** SHORT EXERCISE **
Write out every entry word for word.

** DATA SUPPLIED **

=-=-=

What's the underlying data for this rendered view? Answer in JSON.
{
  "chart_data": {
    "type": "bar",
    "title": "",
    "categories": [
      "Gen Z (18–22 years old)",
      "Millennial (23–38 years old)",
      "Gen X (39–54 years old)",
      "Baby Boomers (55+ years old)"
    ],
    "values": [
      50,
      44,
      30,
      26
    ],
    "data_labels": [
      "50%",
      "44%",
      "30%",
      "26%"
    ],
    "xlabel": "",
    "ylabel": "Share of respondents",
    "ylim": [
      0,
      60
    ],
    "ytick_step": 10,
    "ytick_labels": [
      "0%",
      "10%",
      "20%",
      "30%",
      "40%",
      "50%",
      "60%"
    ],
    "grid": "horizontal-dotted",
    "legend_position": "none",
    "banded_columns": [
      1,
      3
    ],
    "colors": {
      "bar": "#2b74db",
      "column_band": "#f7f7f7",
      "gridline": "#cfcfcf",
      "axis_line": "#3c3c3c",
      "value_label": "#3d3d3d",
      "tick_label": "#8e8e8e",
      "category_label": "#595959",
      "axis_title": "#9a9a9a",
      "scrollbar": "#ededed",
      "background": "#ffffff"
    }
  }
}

=-=-=

** THE RESULT **
What's the underlying data for this rendered view? Answer in JSON.
{
  "chart_data": {
    "type": "bar",
    "title": "",
    "categories": [
      "Gen Z (18–22 years old)",
      "Millennial (23–38 years old)",
      "Gen X (39–54 years old)",
      "Baby Boomers (55+ years old)"
    ],
    "values": [
      50,
      44,
      30,
      26
    ],
    "data_labels": [
      "50%",
      "44%",
      "30%",
      "26%"
    ],
    "xlabel": "",
    "ylabel": "Share of respondents",
    "ylim": [
      0,
      60
    ],
    "ytick_step": 10,
    "ytick_labels": [
      "0%",
      "10%",
      "20%",
      "30%",
      "40%",
      "50%",
      "60%"
    ],
    "grid": "horizontal-dotted",
    "legend_position": "none",
    "banded_columns": [
      1,
      3
    ],
    "colors": {
      "bar": "#2b74db",
      "column_band": "#f7f7f7",
      "gridline": "#cfcfcf",
      "axis_line": "#3c3c3c",
      "value_label": "#3d3d3d",
      "tick_label": "#8e8e8e",
      "category_label": "#595959",
      "axis_title": "#9a9a9a",
      "scrollbar": "#ededed",
      "background": "#ffffff"
    }
  }
}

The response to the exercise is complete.